CONSIGNE
D'après le texte fourni sur la centrale de Fessenheim, pourquoi le Conseil d'Etat a-t-il jugé que le décret n'avait pas été « légalement pris » ?

===== TEXTE FOURNI =====

Le Conseil d'Etat annule le décret sur la fermeture de la centrale nucléaire de Fessenheim

Ce décret, publié en avril 2017 lorsque Ségolène Royal était ministre de l'Environnement, était mis en cause par des collectivités locales.

La centrale nucléaire de Fessenheim (Haut-Rhin), le 14 mars 2011.
La centrale nucléaire de Fessenheim (Haut-Rhin), le 14 mars 2011. (FREDERICK FLORIN / AFP)

Nouveau sursis pour Fessenheim (Haut-Rhin). Le Conseil d'Etat a annulé jeudi 25 octobre le décret d'avril 2017 sur la fermeture de la plus vieille centrale nucléaire française. Il a jugé que cette décision n'avait pas été "légalement prise", EDF n'ayant pas alors formé de demande pour cette fermeture. Le gouvernement n'avait pas attendu la demande formelle de la part d'EDF pour publier son décret. Cette demande ne sera faite que "dans les six mois précédant" la mise en service de l'EPR de Flamanville (Manche), avait alors précisé l'électricien.

===== SECTION DES DONNÉES =====

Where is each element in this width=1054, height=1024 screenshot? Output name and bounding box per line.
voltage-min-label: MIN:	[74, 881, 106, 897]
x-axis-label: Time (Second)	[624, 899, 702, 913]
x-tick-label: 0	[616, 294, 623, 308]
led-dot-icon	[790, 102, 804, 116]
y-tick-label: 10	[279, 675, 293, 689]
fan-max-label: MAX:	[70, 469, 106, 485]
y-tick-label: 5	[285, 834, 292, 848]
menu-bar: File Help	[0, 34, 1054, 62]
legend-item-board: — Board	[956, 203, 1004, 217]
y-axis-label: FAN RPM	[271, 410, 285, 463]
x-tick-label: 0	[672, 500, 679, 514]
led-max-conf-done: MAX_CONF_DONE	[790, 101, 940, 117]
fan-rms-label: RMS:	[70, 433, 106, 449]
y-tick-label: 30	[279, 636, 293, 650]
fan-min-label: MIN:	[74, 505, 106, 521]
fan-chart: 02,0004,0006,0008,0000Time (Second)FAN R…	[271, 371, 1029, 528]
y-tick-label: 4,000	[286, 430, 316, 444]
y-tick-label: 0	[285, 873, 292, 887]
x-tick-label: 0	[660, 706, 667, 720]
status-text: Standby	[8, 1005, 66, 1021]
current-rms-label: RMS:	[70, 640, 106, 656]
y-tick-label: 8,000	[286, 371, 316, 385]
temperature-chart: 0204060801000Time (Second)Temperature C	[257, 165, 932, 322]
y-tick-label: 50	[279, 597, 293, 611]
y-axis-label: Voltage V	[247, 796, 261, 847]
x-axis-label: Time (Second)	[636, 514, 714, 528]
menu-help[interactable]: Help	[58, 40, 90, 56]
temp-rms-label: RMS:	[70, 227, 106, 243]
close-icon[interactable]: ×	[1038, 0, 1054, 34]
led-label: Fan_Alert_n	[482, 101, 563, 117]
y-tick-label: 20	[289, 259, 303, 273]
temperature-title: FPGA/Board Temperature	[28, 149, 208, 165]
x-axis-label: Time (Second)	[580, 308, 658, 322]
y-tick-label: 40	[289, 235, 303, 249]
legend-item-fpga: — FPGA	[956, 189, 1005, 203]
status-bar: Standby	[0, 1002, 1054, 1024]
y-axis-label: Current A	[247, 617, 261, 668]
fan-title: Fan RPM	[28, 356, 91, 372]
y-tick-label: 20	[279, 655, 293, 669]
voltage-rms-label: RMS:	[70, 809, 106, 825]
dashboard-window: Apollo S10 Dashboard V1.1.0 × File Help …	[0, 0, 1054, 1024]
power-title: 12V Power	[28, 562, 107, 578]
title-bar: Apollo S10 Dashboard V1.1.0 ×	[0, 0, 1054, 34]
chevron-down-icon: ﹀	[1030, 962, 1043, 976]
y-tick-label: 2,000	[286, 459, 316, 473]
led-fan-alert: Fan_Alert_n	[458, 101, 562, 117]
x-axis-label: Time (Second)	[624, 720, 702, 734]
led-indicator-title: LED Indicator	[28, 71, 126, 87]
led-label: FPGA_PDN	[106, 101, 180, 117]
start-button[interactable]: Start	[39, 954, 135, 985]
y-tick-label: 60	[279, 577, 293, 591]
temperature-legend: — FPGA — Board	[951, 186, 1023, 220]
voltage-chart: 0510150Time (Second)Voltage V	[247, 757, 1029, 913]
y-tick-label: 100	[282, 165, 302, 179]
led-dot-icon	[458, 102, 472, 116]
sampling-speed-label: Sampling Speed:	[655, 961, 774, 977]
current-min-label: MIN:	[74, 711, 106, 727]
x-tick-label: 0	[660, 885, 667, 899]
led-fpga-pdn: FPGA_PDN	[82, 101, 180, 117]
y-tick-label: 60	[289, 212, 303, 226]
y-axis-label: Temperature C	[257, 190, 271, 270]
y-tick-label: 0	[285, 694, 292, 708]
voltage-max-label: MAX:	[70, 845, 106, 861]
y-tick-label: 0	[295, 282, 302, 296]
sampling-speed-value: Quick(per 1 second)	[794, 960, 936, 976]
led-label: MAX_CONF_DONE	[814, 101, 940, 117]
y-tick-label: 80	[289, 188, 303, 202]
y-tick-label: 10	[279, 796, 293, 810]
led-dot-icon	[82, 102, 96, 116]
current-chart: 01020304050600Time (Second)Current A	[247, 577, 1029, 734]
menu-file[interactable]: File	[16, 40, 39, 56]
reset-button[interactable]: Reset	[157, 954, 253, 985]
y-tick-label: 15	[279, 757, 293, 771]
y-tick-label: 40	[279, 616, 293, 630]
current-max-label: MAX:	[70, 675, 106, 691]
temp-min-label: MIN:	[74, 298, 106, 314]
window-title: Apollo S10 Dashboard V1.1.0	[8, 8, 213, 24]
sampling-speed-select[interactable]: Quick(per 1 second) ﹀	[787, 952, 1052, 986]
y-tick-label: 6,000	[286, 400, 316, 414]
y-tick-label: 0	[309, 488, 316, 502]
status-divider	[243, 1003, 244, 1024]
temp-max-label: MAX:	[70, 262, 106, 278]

=====

RÉSULTAT
Parce qu'EDF n'avait pas alors formé de demande pour cette fermeture.